┏━━
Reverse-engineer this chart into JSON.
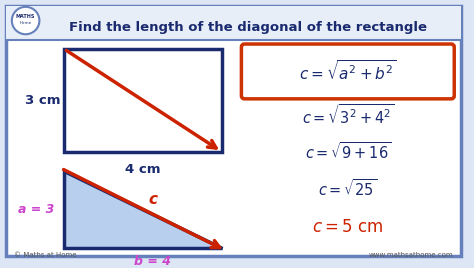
{
  "title": "Find the length of the diagonal of the rectangle",
  "bg_color": "#ffffff",
  "outer_bg": "#dce6f5",
  "border_color": "#6680bb",
  "title_color": "#1a2a6e",
  "rect_color": "#1a2a6e",
  "rect_fill": "#ffffff",
  "diag_color": "#cc2200",
  "triangle_fill": "#b8d0ee",
  "triangle_edge": "#1a2a6e",
  "label_3cm": "3 cm",
  "label_4cm": "4 cm",
  "label_a3": "a = 3",
  "label_b4": "b = 4",
  "label_c": "c",
  "formula_box_color": "#cc3300",
  "pink_color": "#cc44cc",
  "red_color": "#cc2200",
  "dark_blue": "#1a2a6e",
  "copyright": "© Maths at Home",
  "website": "www.mathsathome.com"
}
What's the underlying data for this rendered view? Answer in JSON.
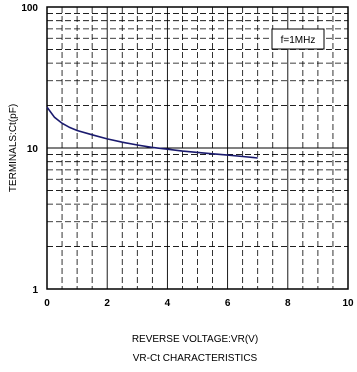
{
  "chart_data": {
    "type": "line",
    "title": "VR-Ct CHARACTERISTICS",
    "xlabel": "REVERSE VOLTAGE:VR(V)",
    "ylabel": "TERMINALS:Ct(pF)",
    "annotation": "f=1MHz",
    "x_scale": "linear",
    "y_scale": "log",
    "xlim": [
      0,
      10
    ],
    "ylim": [
      1,
      100
    ],
    "x_ticks": [
      "0",
      "2",
      "4",
      "6",
      "8",
      "10"
    ],
    "y_ticks": [
      "1",
      "10",
      "100"
    ],
    "grid": true,
    "grid_style": "dashed minor, solid major",
    "colors": {
      "series": "#1a1a6e",
      "grid": "#000000"
    },
    "series": [
      {
        "x": [
          0,
          0.25,
          0.5,
          0.75,
          1.0,
          1.5,
          2.0,
          2.5,
          3.0,
          3.5,
          4.0,
          4.5,
          5.0,
          5.5,
          6.0,
          6.5,
          7.0
        ],
        "y": [
          19.5,
          16.5,
          15.0,
          14.0,
          13.3,
          12.4,
          11.6,
          11.0,
          10.5,
          10.1,
          9.8,
          9.5,
          9.3,
          9.1,
          8.9,
          8.7,
          8.5
        ]
      }
    ]
  }
}
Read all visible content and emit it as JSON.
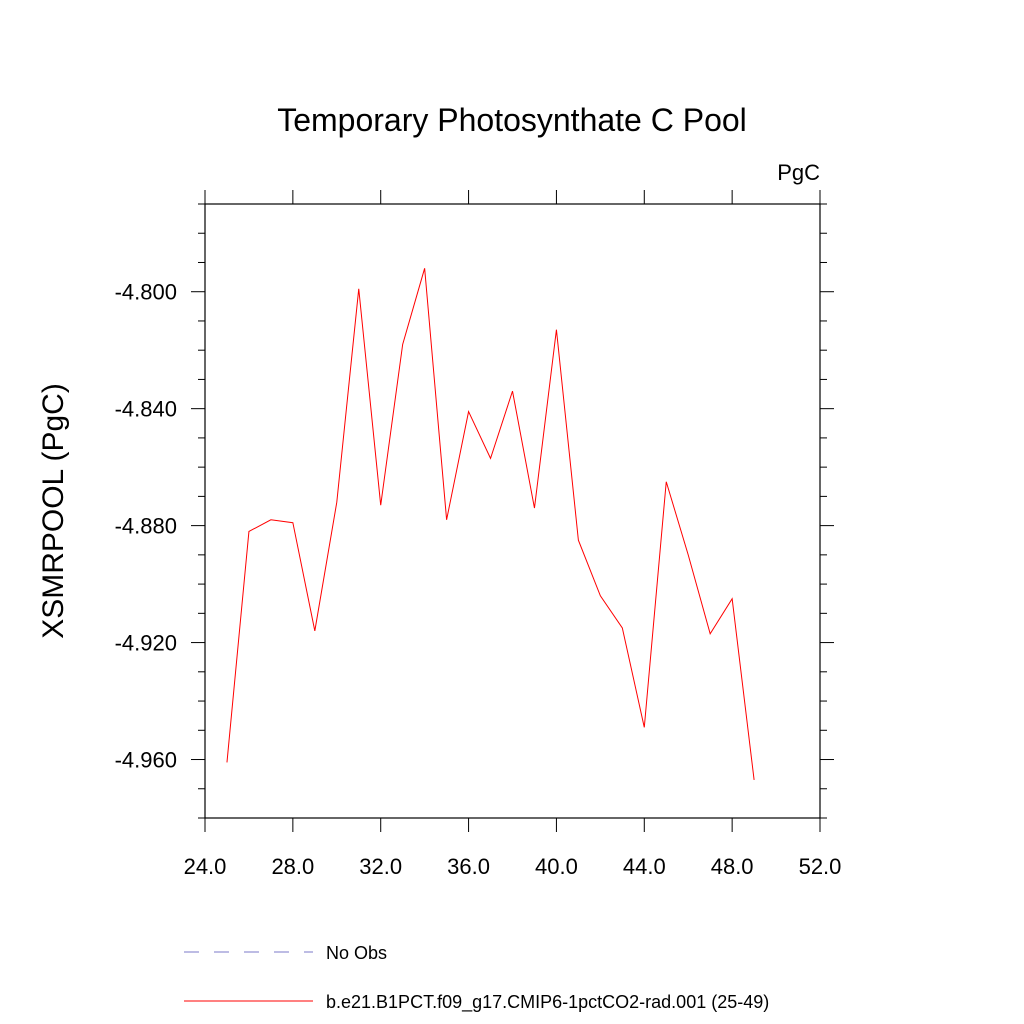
{
  "chart_data": {
    "type": "line",
    "title": "Temporary Photosynthate C Pool",
    "units_label": "PgC",
    "xlabel": "",
    "ylabel": "XSMRPOOL  (PgC)",
    "xlim": [
      24.0,
      52.0
    ],
    "ylim": [
      -4.98,
      -4.77
    ],
    "x_ticks": [
      "24.0",
      "28.0",
      "32.0",
      "36.0",
      "40.0",
      "44.0",
      "48.0",
      "52.0"
    ],
    "x_tick_values": [
      24,
      28,
      32,
      36,
      40,
      44,
      48,
      52
    ],
    "y_ticks": [
      "-4.800",
      "-4.840",
      "-4.880",
      "-4.920",
      "-4.960"
    ],
    "y_tick_values": [
      -4.8,
      -4.84,
      -4.88,
      -4.92,
      -4.96
    ],
    "grid": false,
    "legend_position": "bottom",
    "series": [
      {
        "name": "No Obs",
        "color": "#7b78c8",
        "dash": "dashed",
        "x": [],
        "y": []
      },
      {
        "name": "b.e21.B1PCT.f09_g17.CMIP6-1pctCO2-rad.001 (25-49)",
        "color": "#ff0000",
        "dash": "solid",
        "x": [
          25,
          26,
          27,
          28,
          29,
          30,
          31,
          32,
          33,
          34,
          35,
          36,
          37,
          38,
          39,
          40,
          41,
          42,
          43,
          44,
          45,
          46,
          47,
          48,
          49
        ],
        "y": [
          -4.961,
          -4.882,
          -4.878,
          -4.879,
          -4.916,
          -4.872,
          -4.799,
          -4.873,
          -4.818,
          -4.792,
          -4.878,
          -4.841,
          -4.857,
          -4.834,
          -4.874,
          -4.813,
          -4.885,
          -4.904,
          -4.915,
          -4.949,
          -4.865,
          -4.89,
          -4.917,
          -4.905,
          -4.967
        ]
      }
    ]
  }
}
┗━━
# What you are asked to do
Copy the records word for word, leaving no picture in the copy.

# Exercise result
Reverse-engineer this chart into JSON.
{
  "title": "Find the length of the diagonal of the rectangle",
  "bg_color": "#ffffff",
  "outer_bg": "#dce6f5",
  "border_color": "#6680bb",
  "title_color": "#1a2a6e",
  "rect_color": "#1a2a6e",
  "rect_fill": "#ffffff",
  "diag_color": "#cc2200",
  "triangle_fill": "#b8d0ee",
  "triangle_edge": "#1a2a6e",
  "label_3cm": "3 cm",
  "label_4cm": "4 cm",
  "label_a3": "a = 3",
  "label_b4": "b = 4",
  "label_c": "c",
  "formula_box_color": "#cc3300",
  "pink_color": "#cc44cc",
  "red_color": "#cc2200",
  "dark_blue": "#1a2a6e",
  "copyright": "© Maths at Home",
  "website": "www.mathsathome.com"
}
What's the underlying data for this rendered view? Answer in JSON.
{
  "chart_data": {
    "type": "line",
    "title": "VR-Ct CHARACTERISTICS",
    "xlabel": "REVERSE VOLTAGE:VR(V)",
    "ylabel": "TERMINALS:Ct(pF)",
    "annotation": "f=1MHz",
    "x_scale": "linear",
    "y_scale": "log",
    "xlim": [
      0,
      10
    ],
    "ylim": [
      1,
      100
    ],
    "x_ticks": [
      "0",
      "2",
      "4",
      "6",
      "8",
      "10"
    ],
    "y_ticks": [
      "1",
      "10",
      "100"
    ],
    "grid": true,
    "grid_style": "dashed minor, solid major",
    "colors": {
      "series": "#1a1a6e",
      "grid": "#000000"
    },
    "series": [
      {
        "x": [
          0,
          0.25,
          0.5,
          0.75,
          1.0,
          1.5,
          2.0,
          2.5,
          3.0,
          3.5,
          4.0,
          4.5,
          5.0,
          5.5,
          6.0,
          6.5,
          7.0
        ],
        "y": [
          19.5,
          16.5,
          15.0,
          14.0,
          13.3,
          12.4,
          11.6,
          11.0,
          10.5,
          10.1,
          9.8,
          9.5,
          9.3,
          9.1,
          8.9,
          8.7,
          8.5
        ]
      }
    ]
  }
}
Read all visible content and emit it as JSON.
{
  "chart_data": {
    "type": "line",
    "title": "Temporary Photosynthate C Pool",
    "units_label": "PgC",
    "xlabel": "",
    "ylabel": "XSMRPOOL  (PgC)",
    "xlim": [
      24.0,
      52.0
    ],
    "ylim": [
      -4.98,
      -4.77
    ],
    "x_ticks": [
      "24.0",
      "28.0",
      "32.0",
      "36.0",
      "40.0",
      "44.0",
      "48.0",
      "52.0"
    ],
    "x_tick_values": [
      24,
      28,
      32,
      36,
      40,
      44,
      48,
      52
    ],
    "y_ticks": [
      "-4.800",
      "-4.840",
      "-4.880",
      "-4.920",
      "-4.960"
    ],
    "y_tick_values": [
      -4.8,
      -4.84,
      -4.88,
      -4.92,
      -4.96
    ],
    "grid": false,
    "legend_position": "bottom",
    "series": [
      {
        "name": "No Obs",
        "color": "#7b78c8",
        "dash": "dashed",
        "x": [],
        "y": []
      },
      {
        "name": "b.e21.B1PCT.f09_g17.CMIP6-1pctCO2-rad.001 (25-49)",
        "color": "#ff0000",
        "dash": "solid",
        "x": [
          25,
          26,
          27,
          28,
          29,
          30,
          31,
          32,
          33,
          34,
          35,
          36,
          37,
          38,
          39,
          40,
          41,
          42,
          43,
          44,
          45,
          46,
          47,
          48,
          49
        ],
        "y": [
          -4.961,
          -4.882,
          -4.878,
          -4.879,
          -4.916,
          -4.872,
          -4.799,
          -4.873,
          -4.818,
          -4.792,
          -4.878,
          -4.841,
          -4.857,
          -4.834,
          -4.874,
          -4.813,
          -4.885,
          -4.904,
          -4.915,
          -4.949,
          -4.865,
          -4.89,
          -4.917,
          -4.905,
          -4.967
        ]
      }
    ]
  }
}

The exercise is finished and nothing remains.